--- START Material supplied ---

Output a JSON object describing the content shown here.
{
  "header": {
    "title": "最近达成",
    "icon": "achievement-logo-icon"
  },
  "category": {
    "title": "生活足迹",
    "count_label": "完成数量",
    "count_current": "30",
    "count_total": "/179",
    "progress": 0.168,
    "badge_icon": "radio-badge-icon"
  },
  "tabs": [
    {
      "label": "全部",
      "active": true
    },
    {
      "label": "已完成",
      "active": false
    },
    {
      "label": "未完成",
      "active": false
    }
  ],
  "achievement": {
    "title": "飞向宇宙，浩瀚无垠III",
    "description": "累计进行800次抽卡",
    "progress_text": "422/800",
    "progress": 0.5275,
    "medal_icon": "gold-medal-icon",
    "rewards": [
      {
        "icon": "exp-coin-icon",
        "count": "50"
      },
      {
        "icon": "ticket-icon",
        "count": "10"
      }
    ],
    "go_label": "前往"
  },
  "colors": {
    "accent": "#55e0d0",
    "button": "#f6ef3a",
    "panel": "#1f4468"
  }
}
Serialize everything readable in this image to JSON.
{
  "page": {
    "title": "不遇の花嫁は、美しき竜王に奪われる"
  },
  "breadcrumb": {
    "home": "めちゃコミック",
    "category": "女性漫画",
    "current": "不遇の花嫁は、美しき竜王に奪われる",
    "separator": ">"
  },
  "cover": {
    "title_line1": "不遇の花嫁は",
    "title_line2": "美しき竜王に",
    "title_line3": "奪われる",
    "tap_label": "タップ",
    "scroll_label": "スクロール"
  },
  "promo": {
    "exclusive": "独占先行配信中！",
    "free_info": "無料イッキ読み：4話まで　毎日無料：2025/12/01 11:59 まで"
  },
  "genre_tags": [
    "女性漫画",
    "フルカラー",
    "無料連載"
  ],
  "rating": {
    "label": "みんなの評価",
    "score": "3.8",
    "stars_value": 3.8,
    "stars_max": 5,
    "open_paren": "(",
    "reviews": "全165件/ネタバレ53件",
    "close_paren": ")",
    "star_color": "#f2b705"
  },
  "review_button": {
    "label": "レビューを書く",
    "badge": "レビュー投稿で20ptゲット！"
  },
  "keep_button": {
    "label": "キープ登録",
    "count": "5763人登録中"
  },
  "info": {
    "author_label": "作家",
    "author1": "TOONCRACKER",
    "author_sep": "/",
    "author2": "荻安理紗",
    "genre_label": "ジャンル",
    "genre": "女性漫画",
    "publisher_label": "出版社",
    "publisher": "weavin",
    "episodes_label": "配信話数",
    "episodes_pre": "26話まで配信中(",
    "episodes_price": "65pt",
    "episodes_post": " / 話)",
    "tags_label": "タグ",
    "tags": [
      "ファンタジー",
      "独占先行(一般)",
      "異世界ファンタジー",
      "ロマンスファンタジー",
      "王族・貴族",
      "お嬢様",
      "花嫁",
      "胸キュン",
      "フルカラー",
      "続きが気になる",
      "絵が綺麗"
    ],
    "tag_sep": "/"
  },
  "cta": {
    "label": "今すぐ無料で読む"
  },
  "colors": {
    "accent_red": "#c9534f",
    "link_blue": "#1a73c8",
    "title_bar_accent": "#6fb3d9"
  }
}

--- END Material supplied ---

How many lines in the listing above contain the string "美しき竜王に奪われる"? Answer with the number only.

Result for this task: 2